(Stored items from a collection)
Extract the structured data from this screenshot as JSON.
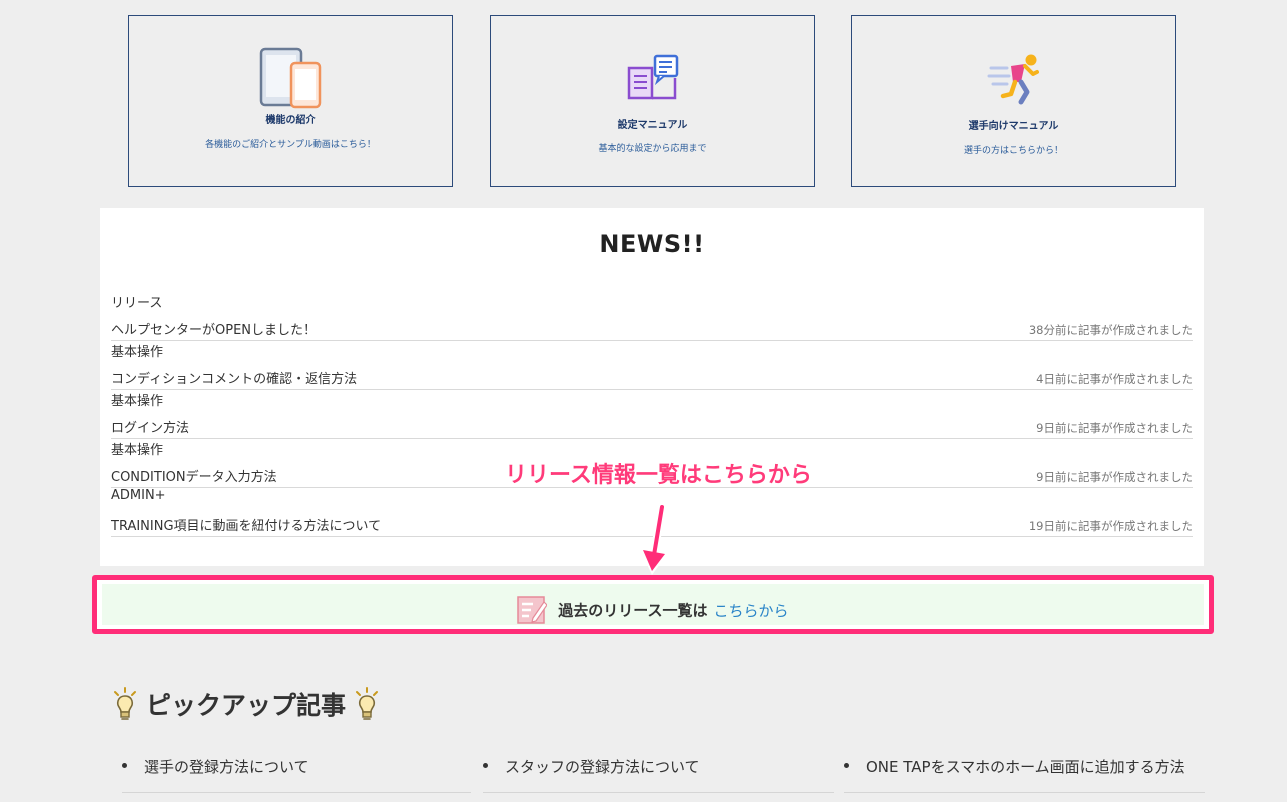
{
  "cards": [
    {
      "title": "機能の紹介",
      "subtitle": "各機能のご紹介とサンプル動画はこちら！",
      "icon": "devices-icon"
    },
    {
      "title": "設定マニュアル",
      "subtitle": "基本的な設定から応用まで",
      "icon": "manual-book-icon"
    },
    {
      "title": "選手向けマニュアル",
      "subtitle": "選手の方はこちらから！",
      "icon": "runner-icon"
    }
  ],
  "news": {
    "title": "NEWS!!",
    "items": [
      {
        "category": "リリース",
        "title": "ヘルプセンターがOPENしました！",
        "time": "38分前に記事が作成されました"
      },
      {
        "category": "基本操作",
        "title": "コンディションコメントの確認・返信方法",
        "time": "4日前に記事が作成されました"
      },
      {
        "category": "基本操作",
        "title": "ログイン方法",
        "time": "9日前に記事が作成されました"
      },
      {
        "category": "基本操作",
        "title": "CONDITIONデータ入力方法",
        "time": "9日前に記事が作成されました"
      },
      {
        "category": "ADMIN+",
        "title": "TRAINING項目に動画を紐付ける方法について",
        "time": "19日前に記事が作成されました"
      }
    ]
  },
  "annotation": {
    "text": "リリース情報一覧はこちらから",
    "color": "#ff3b7a"
  },
  "release_box": {
    "text": "過去のリリース一覧は",
    "link": "こちらから",
    "border_color": "#ff2d78",
    "link_color": "#2a84c8"
  },
  "pickup": {
    "title": "ピックアップ記事",
    "items": [
      "選手の登録方法について",
      "スタッフの登録方法について",
      "ONE TAPをスマホのホーム画面に追加する方法"
    ]
  }
}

▶ [Short problem]: Scan the listing above. Collect all lines with the word "subtitle".

▶ [Exercise solution]:
      "subtitle": "各機能のご紹介とサンプル動画はこちら！",
      "subtitle": "基本的な設定から応用まで",
      "subtitle": "選手の方はこちらから！",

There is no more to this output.